:: Data section ::
________________________

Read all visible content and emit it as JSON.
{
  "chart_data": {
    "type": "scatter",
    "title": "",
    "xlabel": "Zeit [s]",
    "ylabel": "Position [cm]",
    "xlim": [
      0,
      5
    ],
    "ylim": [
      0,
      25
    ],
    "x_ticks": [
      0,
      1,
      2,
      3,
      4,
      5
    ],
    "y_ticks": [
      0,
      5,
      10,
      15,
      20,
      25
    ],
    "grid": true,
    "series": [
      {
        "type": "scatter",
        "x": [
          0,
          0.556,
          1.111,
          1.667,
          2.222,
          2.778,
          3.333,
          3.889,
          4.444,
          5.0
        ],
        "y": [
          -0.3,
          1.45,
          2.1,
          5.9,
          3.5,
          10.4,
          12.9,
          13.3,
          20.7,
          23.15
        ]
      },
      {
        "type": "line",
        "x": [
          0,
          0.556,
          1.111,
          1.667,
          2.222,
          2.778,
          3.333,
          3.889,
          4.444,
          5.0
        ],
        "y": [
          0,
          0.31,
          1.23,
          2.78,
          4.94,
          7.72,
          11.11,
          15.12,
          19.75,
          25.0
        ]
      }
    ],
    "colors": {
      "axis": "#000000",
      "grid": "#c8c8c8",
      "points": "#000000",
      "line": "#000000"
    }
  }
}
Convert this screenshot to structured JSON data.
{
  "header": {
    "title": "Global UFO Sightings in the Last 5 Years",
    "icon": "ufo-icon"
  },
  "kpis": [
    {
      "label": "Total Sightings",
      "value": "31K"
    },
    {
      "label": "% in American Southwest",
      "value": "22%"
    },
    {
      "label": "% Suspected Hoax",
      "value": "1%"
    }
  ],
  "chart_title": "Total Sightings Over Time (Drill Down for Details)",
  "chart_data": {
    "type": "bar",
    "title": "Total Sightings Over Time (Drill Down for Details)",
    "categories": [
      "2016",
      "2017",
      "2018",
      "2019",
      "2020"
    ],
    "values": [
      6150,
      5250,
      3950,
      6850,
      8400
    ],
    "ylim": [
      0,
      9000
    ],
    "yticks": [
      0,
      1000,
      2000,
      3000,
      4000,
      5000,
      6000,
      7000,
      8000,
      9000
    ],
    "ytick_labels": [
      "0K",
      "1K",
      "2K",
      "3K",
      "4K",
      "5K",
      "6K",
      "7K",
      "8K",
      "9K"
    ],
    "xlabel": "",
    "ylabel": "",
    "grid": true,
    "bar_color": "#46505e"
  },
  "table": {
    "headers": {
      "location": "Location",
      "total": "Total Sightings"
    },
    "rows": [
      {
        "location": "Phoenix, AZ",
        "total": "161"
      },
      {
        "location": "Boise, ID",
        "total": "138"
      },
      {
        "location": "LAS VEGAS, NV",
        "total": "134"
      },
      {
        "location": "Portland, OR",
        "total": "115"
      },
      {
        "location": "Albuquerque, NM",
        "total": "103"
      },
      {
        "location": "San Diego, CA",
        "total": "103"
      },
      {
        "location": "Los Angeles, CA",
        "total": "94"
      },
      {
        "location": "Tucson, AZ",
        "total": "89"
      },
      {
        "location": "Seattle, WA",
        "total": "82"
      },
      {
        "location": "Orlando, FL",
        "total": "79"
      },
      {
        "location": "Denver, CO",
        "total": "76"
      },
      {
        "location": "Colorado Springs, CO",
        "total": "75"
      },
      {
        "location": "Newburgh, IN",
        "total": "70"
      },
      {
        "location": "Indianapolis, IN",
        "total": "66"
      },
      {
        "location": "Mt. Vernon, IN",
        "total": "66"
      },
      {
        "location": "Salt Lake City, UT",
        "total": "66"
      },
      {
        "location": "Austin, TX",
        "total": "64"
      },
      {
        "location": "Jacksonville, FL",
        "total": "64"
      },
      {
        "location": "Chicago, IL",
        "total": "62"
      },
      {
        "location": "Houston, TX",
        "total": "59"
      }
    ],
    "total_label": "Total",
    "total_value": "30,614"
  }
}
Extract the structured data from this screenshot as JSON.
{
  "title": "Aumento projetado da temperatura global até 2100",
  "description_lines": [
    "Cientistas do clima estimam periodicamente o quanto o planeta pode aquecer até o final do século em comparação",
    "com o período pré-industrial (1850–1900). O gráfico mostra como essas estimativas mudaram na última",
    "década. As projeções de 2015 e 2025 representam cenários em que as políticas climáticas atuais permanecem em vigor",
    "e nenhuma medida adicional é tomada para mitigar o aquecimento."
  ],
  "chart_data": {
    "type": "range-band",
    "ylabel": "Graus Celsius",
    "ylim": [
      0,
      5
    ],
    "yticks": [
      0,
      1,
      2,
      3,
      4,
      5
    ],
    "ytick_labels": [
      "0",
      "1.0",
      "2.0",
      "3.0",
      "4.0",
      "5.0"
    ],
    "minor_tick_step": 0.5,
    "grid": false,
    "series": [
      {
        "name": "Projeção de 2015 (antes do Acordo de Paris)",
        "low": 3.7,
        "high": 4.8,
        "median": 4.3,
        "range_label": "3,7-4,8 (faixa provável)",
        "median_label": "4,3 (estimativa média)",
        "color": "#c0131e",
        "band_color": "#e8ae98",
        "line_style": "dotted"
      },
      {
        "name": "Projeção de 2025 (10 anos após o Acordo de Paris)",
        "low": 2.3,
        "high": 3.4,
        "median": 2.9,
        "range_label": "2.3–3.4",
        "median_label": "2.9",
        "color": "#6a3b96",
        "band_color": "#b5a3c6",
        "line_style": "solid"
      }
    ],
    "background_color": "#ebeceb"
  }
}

________________________

Identify all lines where the word "this" shows up. Copy them.

Convert this screenshot to structured JSON data.
Extract the structured data from this screenshot as JSON.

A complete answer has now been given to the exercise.